## BRIEF
Please find every line of the listing below where "more" occurs and copy it.

## RECORDS TO USE
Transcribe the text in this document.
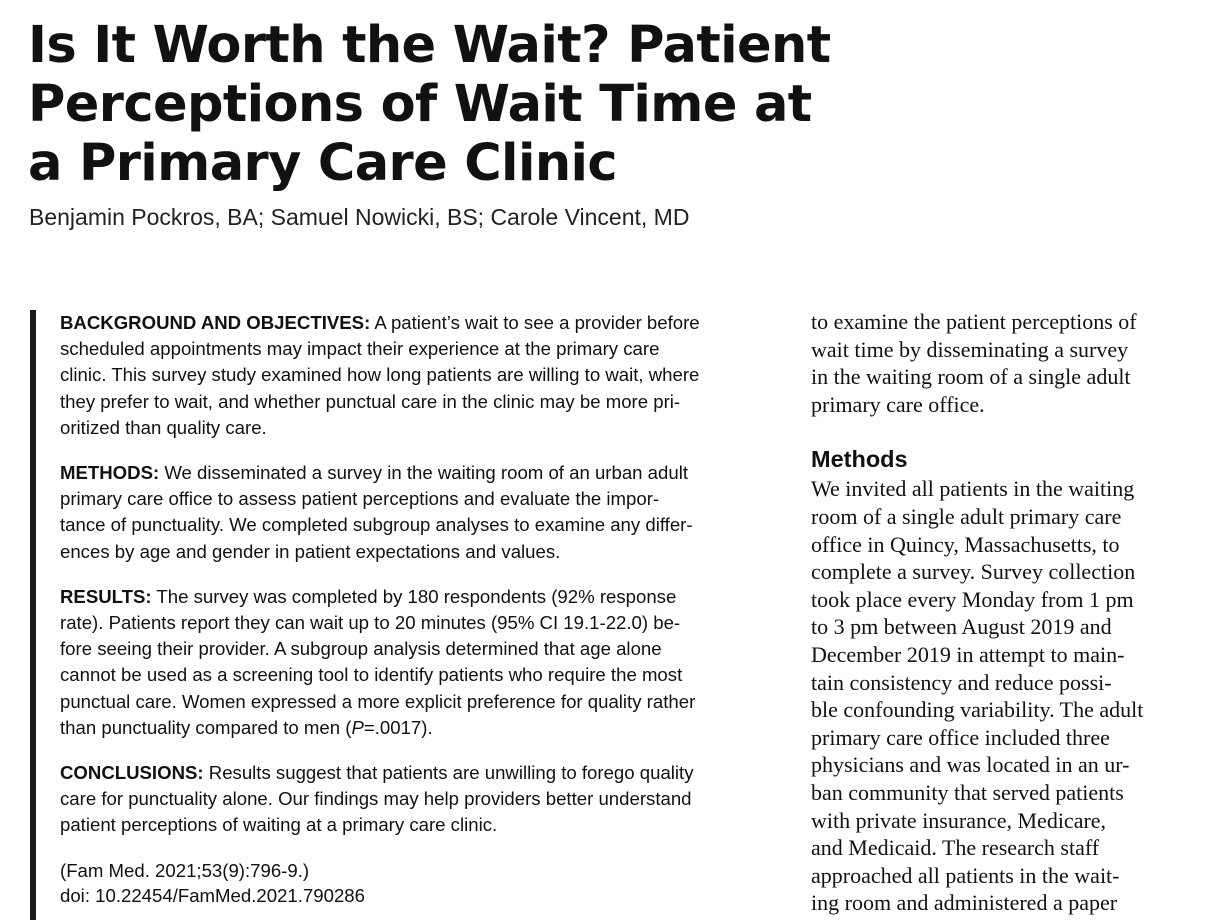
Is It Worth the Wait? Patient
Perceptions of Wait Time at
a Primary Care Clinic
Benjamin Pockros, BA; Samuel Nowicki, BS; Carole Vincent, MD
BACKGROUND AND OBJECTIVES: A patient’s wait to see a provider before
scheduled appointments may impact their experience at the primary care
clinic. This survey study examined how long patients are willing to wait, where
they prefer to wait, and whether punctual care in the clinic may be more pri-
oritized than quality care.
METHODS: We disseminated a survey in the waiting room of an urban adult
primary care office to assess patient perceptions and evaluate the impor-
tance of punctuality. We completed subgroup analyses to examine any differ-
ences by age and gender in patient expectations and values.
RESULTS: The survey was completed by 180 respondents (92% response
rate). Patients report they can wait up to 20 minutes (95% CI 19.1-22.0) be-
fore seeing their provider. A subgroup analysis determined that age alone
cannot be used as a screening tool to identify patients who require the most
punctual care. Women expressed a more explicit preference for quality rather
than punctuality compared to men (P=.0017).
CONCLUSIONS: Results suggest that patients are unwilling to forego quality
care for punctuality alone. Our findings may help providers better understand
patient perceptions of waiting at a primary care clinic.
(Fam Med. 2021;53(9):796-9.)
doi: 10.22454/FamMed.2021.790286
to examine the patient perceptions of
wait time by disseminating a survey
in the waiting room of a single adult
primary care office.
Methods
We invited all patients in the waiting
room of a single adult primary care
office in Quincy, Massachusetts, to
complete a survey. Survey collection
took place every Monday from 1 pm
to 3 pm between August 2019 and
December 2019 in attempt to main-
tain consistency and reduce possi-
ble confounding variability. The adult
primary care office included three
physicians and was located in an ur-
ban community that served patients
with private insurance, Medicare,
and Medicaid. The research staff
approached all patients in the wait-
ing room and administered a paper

--

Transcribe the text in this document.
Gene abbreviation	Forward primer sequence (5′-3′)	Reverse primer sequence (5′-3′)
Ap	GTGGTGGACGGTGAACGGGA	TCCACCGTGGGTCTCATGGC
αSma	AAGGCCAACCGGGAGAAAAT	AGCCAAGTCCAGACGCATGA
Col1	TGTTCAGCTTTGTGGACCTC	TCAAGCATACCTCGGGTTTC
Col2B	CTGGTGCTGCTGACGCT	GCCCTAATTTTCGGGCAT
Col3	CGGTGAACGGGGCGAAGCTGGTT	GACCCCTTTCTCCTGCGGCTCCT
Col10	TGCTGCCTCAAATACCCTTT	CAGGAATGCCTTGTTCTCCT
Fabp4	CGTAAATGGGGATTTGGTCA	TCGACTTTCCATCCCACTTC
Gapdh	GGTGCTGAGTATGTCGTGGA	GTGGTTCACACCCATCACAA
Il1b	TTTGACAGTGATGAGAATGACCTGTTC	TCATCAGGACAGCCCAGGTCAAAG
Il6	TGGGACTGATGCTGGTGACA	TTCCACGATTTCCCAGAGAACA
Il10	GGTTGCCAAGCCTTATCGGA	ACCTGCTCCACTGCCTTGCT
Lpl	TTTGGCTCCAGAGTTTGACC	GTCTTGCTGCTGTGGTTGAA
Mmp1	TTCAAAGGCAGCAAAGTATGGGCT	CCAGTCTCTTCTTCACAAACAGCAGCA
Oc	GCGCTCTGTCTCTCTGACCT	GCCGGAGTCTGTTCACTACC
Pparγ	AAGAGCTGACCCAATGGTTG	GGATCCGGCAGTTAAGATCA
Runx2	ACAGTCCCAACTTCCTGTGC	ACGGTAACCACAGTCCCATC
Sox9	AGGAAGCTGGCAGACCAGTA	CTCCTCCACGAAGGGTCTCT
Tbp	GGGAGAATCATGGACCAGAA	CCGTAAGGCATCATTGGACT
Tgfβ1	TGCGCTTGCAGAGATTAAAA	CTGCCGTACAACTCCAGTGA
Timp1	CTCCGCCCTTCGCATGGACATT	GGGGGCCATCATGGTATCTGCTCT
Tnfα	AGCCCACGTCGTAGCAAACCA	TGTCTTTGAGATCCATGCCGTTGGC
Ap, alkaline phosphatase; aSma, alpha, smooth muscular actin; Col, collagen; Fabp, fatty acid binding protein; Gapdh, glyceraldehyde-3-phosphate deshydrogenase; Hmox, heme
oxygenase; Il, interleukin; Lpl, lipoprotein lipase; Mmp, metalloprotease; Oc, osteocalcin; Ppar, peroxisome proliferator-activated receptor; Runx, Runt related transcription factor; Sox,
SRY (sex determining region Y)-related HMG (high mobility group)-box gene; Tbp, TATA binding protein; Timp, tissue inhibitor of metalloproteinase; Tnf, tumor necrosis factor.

## SOLUTION TO THE EXERCISE
they prefer to wait, and whether punctual care in the clinic may be more pri-
punctual care. Women expressed a more explicit preference for quality rather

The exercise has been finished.